> [Written problem] Transcribe the records that follow in their entirety, omitting any pictures.

> [Items listed in a dataset]
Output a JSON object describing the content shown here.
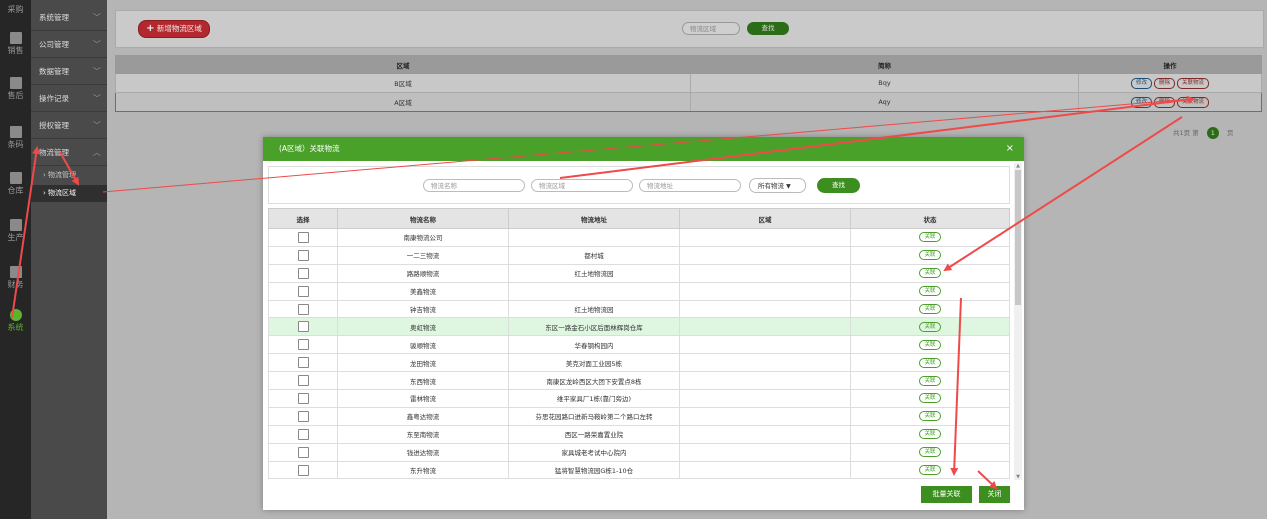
{
  "iconbar": {
    "items": [
      {
        "label": "采购",
        "icon": "purchase-icon"
      },
      {
        "label": "销售",
        "icon": "sales-icon"
      },
      {
        "label": "售后",
        "icon": "aftersale-icon"
      },
      {
        "label": "条码",
        "icon": "barcode-icon"
      },
      {
        "label": "仓库",
        "icon": "warehouse-icon"
      },
      {
        "label": "生产",
        "icon": "production-icon"
      },
      {
        "label": "财务",
        "icon": "finance-icon"
      },
      {
        "label": "系统",
        "icon": "gear-icon"
      }
    ]
  },
  "menu": {
    "items": [
      "系统管理",
      "公司管理",
      "数据管理",
      "操作记录",
      "授权管理",
      "物流管理"
    ],
    "sub_items": [
      "物流管理",
      "物流区域"
    ]
  },
  "toolbar": {
    "add_label": "新增物流区域",
    "search_placeholder": "物流区域",
    "search_label": "查找"
  },
  "main_table": {
    "headers": [
      "区域",
      "简称",
      "操作"
    ],
    "rows": [
      {
        "region": "B区域",
        "abbr": "Bqy"
      },
      {
        "region": "A区域",
        "abbr": "Aqy"
      }
    ],
    "actions": [
      "修改",
      "删除",
      "关联物流"
    ]
  },
  "pager": {
    "text_total": "共1页",
    "text_page": "第",
    "current": "1",
    "text_unit": "页"
  },
  "modal": {
    "title": "(A区域）关联物流",
    "close": "×",
    "filter": {
      "name_placeholder": "物流名称",
      "region_placeholder": "物流区域",
      "address_placeholder": "物流地址",
      "select_value": "所有物流",
      "search_label": "查找"
    },
    "headers": [
      "选择",
      "物流名称",
      "物流地址",
      "区域",
      "状态"
    ],
    "status_label": "关联",
    "rows": [
      {
        "name": "南康物流公司",
        "addr": ""
      },
      {
        "name": "一二三物流",
        "addr": "都村城"
      },
      {
        "name": "路路顺物流",
        "addr": "红土地物流园"
      },
      {
        "name": "美鑫物流",
        "addr": ""
      },
      {
        "name": "钟吉物流",
        "addr": "红土地物流园"
      },
      {
        "name": "奥虹物流",
        "addr": "东区一路金石小区后面林辉岗仓库"
      },
      {
        "name": "骏顺物流",
        "addr": "华春钢构园内"
      },
      {
        "name": "龙田物流",
        "addr": "美克对面工业园5栋"
      },
      {
        "name": "东西物流",
        "addr": "南康区龙岭西区大团下安置点8栋"
      },
      {
        "name": "雷林物流",
        "addr": "维平家具厂1栋(靠门旁边)"
      },
      {
        "name": "鑫粤达物流",
        "addr": "芬思花园路口进新马鞍岭第二个路口左转"
      },
      {
        "name": "东至南物流",
        "addr": "西区一路荣嘉置业院"
      },
      {
        "name": "钱进达物流",
        "addr": "家具城老考试中心院内"
      },
      {
        "name": "东升物流",
        "addr": "猛将智慧物流园G栋1-10仓"
      }
    ],
    "batch_label": "批量关联",
    "close_label": "关闭"
  }
}
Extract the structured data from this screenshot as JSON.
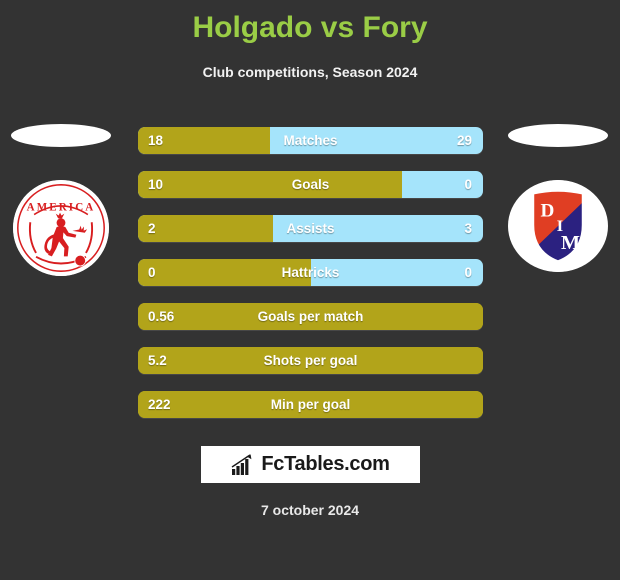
{
  "header": {
    "title": "Holgado vs Fory",
    "subtitle": "Club competitions, Season 2024",
    "title_color": "#9ACD46"
  },
  "teams": {
    "left": {
      "crest_name": "america-de-cali-crest",
      "crest_text": "AMERICA",
      "colors": {
        "primary": "#D81E20",
        "background": "#FFFFFF"
      }
    },
    "right": {
      "crest_name": "independiente-medellin-crest",
      "letters": [
        "D",
        "I",
        "M"
      ],
      "colors": {
        "red": "#E03E23",
        "blue": "#2B2180",
        "background": "#FFFFFF"
      }
    }
  },
  "palette": {
    "background": "#333333",
    "bar_left": "#B2A41A",
    "bar_right": "#A5E4FB",
    "text": "#FFFFFF"
  },
  "stats": [
    {
      "label": "Matches",
      "left": "18",
      "right": "29",
      "left_pct": 38.3,
      "dual": true
    },
    {
      "label": "Goals",
      "left": "10",
      "right": "0",
      "left_pct": 76.5,
      "dual": true
    },
    {
      "label": "Assists",
      "left": "2",
      "right": "3",
      "left_pct": 39.1,
      "dual": true
    },
    {
      "label": "Hattricks",
      "left": "0",
      "right": "0",
      "left_pct": 50.0,
      "dual": true
    },
    {
      "label": "Goals per match",
      "left": "0.56",
      "right": "",
      "left_pct": 100,
      "dual": false
    },
    {
      "label": "Shots per goal",
      "left": "5.2",
      "right": "",
      "left_pct": 100,
      "dual": false
    },
    {
      "label": "Min per goal",
      "left": "222",
      "right": "",
      "left_pct": 100,
      "dual": false
    }
  ],
  "footer": {
    "brand_text": "FcTables.com",
    "brand_icon": "bar-chart-growth-icon",
    "date": "7 october 2024"
  }
}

> [Result of the task]
Output a JSON object describing the content shown here.
{
  "iconbar": {
    "items": [
      {
        "label": "采购",
        "icon": "purchase-icon"
      },
      {
        "label": "销售",
        "icon": "sales-icon"
      },
      {
        "label": "售后",
        "icon": "aftersale-icon"
      },
      {
        "label": "条码",
        "icon": "barcode-icon"
      },
      {
        "label": "仓库",
        "icon": "warehouse-icon"
      },
      {
        "label": "生产",
        "icon": "production-icon"
      },
      {
        "label": "财务",
        "icon": "finance-icon"
      },
      {
        "label": "系统",
        "icon": "gear-icon"
      }
    ]
  },
  "menu": {
    "items": [
      "系统管理",
      "公司管理",
      "数据管理",
      "操作记录",
      "授权管理",
      "物流管理"
    ],
    "sub_items": [
      "物流管理",
      "物流区域"
    ]
  },
  "toolbar": {
    "add_label": "新增物流区域",
    "search_placeholder": "物流区域",
    "search_label": "查找"
  },
  "main_table": {
    "headers": [
      "区域",
      "简称",
      "操作"
    ],
    "rows": [
      {
        "region": "B区域",
        "abbr": "Bqy"
      },
      {
        "region": "A区域",
        "abbr": "Aqy"
      }
    ],
    "actions": [
      "修改",
      "删除",
      "关联物流"
    ]
  },
  "pager": {
    "text_total": "共1页",
    "text_page": "第",
    "current": "1",
    "text_unit": "页"
  },
  "modal": {
    "title": "(A区域）关联物流",
    "close": "×",
    "filter": {
      "name_placeholder": "物流名称",
      "region_placeholder": "物流区域",
      "address_placeholder": "物流地址",
      "select_value": "所有物流",
      "search_label": "查找"
    },
    "headers": [
      "选择",
      "物流名称",
      "物流地址",
      "区域",
      "状态"
    ],
    "status_label": "关联",
    "rows": [
      {
        "name": "南康物流公司",
        "addr": ""
      },
      {
        "name": "一二三物流",
        "addr": "都村城"
      },
      {
        "name": "路路顺物流",
        "addr": "红土地物流园"
      },
      {
        "name": "美鑫物流",
        "addr": ""
      },
      {
        "name": "钟吉物流",
        "addr": "红土地物流园"
      },
      {
        "name": "奥虹物流",
        "addr": "东区一路金石小区后面林辉岗仓库"
      },
      {
        "name": "骏顺物流",
        "addr": "华春钢构园内"
      },
      {
        "name": "龙田物流",
        "addr": "美克对面工业园5栋"
      },
      {
        "name": "东西物流",
        "addr": "南康区龙岭西区大团下安置点8栋"
      },
      {
        "name": "雷林物流",
        "addr": "维平家具厂1栋(靠门旁边)"
      },
      {
        "name": "鑫粤达物流",
        "addr": "芬思花园路口进新马鞍岭第二个路口左转"
      },
      {
        "name": "东至南物流",
        "addr": "西区一路荣嘉置业院"
      },
      {
        "name": "钱进达物流",
        "addr": "家具城老考试中心院内"
      },
      {
        "name": "东升物流",
        "addr": "猛将智慧物流园G栋1-10仓"
      }
    ],
    "batch_label": "批量关联",
    "close_label": "关闭"
  }
}
Extract the structured data from this screenshot as JSON.
{
  "header": {
    "title": "Holgado vs Fory",
    "subtitle": "Club competitions, Season 2024",
    "title_color": "#9ACD46"
  },
  "teams": {
    "left": {
      "crest_name": "america-de-cali-crest",
      "crest_text": "AMERICA",
      "colors": {
        "primary": "#D81E20",
        "background": "#FFFFFF"
      }
    },
    "right": {
      "crest_name": "independiente-medellin-crest",
      "letters": [
        "D",
        "I",
        "M"
      ],
      "colors": {
        "red": "#E03E23",
        "blue": "#2B2180",
        "background": "#FFFFFF"
      }
    }
  },
  "palette": {
    "background": "#333333",
    "bar_left": "#B2A41A",
    "bar_right": "#A5E4FB",
    "text": "#FFFFFF"
  },
  "stats": [
    {
      "label": "Matches",
      "left": "18",
      "right": "29",
      "left_pct": 38.3,
      "dual": true
    },
    {
      "label": "Goals",
      "left": "10",
      "right": "0",
      "left_pct": 76.5,
      "dual": true
    },
    {
      "label": "Assists",
      "left": "2",
      "right": "3",
      "left_pct": 39.1,
      "dual": true
    },
    {
      "label": "Hattricks",
      "left": "0",
      "right": "0",
      "left_pct": 50.0,
      "dual": true
    },
    {
      "label": "Goals per match",
      "left": "0.56",
      "right": "",
      "left_pct": 100,
      "dual": false
    },
    {
      "label": "Shots per goal",
      "left": "5.2",
      "right": "",
      "left_pct": 100,
      "dual": false
    },
    {
      "label": "Min per goal",
      "left": "222",
      "right": "",
      "left_pct": 100,
      "dual": false
    }
  ],
  "footer": {
    "brand_text": "FcTables.com",
    "brand_icon": "bar-chart-growth-icon",
    "date": "7 october 2024"
  }
}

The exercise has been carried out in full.